■ WRITTEN PROBLEM
Give the lines of the entries below as a JSON list of strings, one string per line and no blank lines, starting with the line containing "bar: [358, 189, 361, 308]" and going on through the line containing "bar: [191, 262, 195, 308]".

(Layout element entries)
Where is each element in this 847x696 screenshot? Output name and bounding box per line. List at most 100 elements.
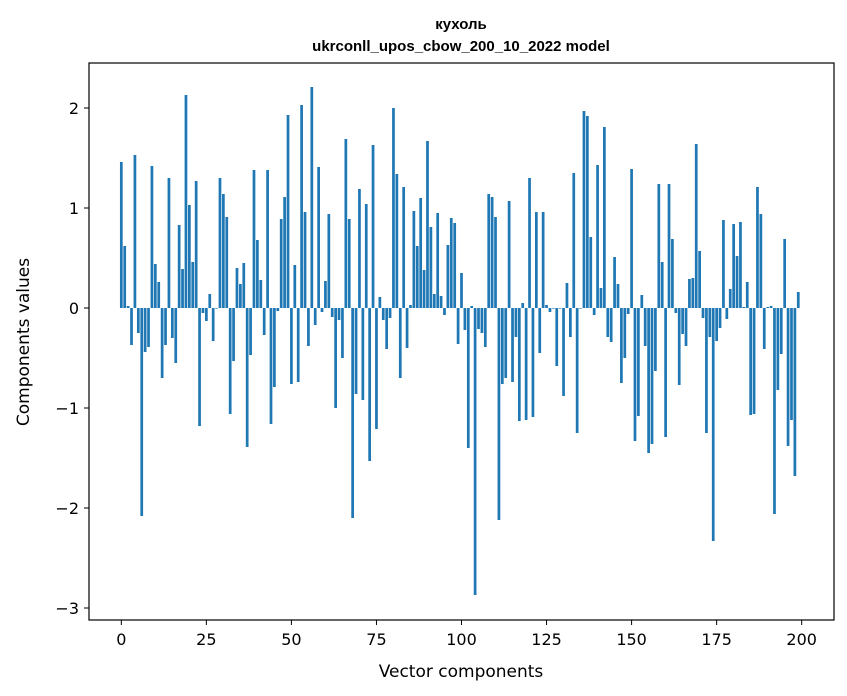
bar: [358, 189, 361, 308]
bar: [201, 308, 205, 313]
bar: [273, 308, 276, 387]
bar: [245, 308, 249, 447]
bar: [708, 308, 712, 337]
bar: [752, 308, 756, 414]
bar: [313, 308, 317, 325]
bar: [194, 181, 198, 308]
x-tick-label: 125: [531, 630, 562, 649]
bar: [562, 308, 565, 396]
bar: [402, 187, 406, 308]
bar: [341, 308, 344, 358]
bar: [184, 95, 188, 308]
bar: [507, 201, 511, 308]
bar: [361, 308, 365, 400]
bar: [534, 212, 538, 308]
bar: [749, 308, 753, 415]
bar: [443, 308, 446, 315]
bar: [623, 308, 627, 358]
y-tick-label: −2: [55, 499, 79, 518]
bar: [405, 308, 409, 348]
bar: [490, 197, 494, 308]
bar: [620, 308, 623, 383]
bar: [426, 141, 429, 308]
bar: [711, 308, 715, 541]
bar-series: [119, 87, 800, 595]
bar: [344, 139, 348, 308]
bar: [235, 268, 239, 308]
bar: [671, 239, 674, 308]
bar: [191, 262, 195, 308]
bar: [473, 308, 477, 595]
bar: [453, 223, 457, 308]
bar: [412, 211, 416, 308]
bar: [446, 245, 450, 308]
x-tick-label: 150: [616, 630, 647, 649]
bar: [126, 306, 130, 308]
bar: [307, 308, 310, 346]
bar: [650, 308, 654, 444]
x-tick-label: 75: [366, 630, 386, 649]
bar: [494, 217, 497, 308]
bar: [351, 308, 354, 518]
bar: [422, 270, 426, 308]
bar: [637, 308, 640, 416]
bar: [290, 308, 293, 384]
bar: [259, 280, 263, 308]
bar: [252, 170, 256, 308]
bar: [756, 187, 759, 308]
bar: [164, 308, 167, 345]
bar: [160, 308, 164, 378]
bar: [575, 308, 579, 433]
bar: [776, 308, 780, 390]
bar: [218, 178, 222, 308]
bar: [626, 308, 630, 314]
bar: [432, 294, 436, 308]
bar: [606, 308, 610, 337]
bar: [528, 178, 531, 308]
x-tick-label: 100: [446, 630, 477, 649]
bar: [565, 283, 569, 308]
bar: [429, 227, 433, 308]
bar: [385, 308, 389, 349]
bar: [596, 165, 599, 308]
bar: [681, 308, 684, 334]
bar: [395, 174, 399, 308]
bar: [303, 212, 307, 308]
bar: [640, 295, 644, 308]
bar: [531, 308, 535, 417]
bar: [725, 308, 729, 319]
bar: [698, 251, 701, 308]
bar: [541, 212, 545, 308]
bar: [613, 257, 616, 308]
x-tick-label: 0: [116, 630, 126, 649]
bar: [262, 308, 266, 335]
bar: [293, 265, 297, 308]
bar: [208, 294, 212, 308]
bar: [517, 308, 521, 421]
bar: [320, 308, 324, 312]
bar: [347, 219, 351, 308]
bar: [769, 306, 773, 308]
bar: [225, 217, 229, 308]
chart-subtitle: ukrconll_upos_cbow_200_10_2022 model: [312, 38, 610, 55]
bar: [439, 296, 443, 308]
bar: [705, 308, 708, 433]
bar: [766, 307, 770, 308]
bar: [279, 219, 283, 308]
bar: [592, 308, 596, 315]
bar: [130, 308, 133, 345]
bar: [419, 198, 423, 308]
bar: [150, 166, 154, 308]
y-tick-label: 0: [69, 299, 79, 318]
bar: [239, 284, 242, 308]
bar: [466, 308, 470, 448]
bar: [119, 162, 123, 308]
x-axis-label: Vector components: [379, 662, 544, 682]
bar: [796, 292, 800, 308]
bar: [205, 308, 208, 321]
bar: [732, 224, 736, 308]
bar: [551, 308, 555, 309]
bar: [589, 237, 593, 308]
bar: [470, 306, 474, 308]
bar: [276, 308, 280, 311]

■ OUTPUT FOR THIS EXERCISE
[
  "bar: [358, 189, 361, 308]",
  "bar: [201, 308, 205, 313]",
  "bar: [273, 308, 276, 387]",
  "bar: [245, 308, 249, 447]",
  "bar: [708, 308, 712, 337]",
  "bar: [752, 308, 756, 414]",
  "bar: [313, 308, 317, 325]",
  "bar: [194, 181, 198, 308]",
  "x-tick-label: 125: [531, 630, 562, 649]",
  "bar: [562, 308, 565, 396]",
  "bar: [402, 187, 406, 308]",
  "bar: [341, 308, 344, 358]",
  "bar: [184, 95, 188, 308]",
  "bar: [507, 201, 511, 308]",
  "bar: [361, 308, 365, 400]",
  "bar: [534, 212, 538, 308]",
  "bar: [749, 308, 753, 415]",
  "bar: [443, 308, 446, 315]",
  "bar: [623, 308, 627, 358]",
  "y-tick-label: −2: [55, 499, 79, 518]",
  "bar: [405, 308, 409, 348]",
  "bar: [490, 197, 494, 308]",
  "bar: [620, 308, 623, 383]",
  "bar: [426, 141, 429, 308]",
  "bar: [711, 308, 715, 541]",
  "bar-series: [119, 87, 800, 595]",
  "bar: [344, 139, 348, 308]",
  "bar: [235, 268, 239, 308]",
  "bar: [671, 239, 674, 308]",
  "bar: [191, 262, 195, 308]"
]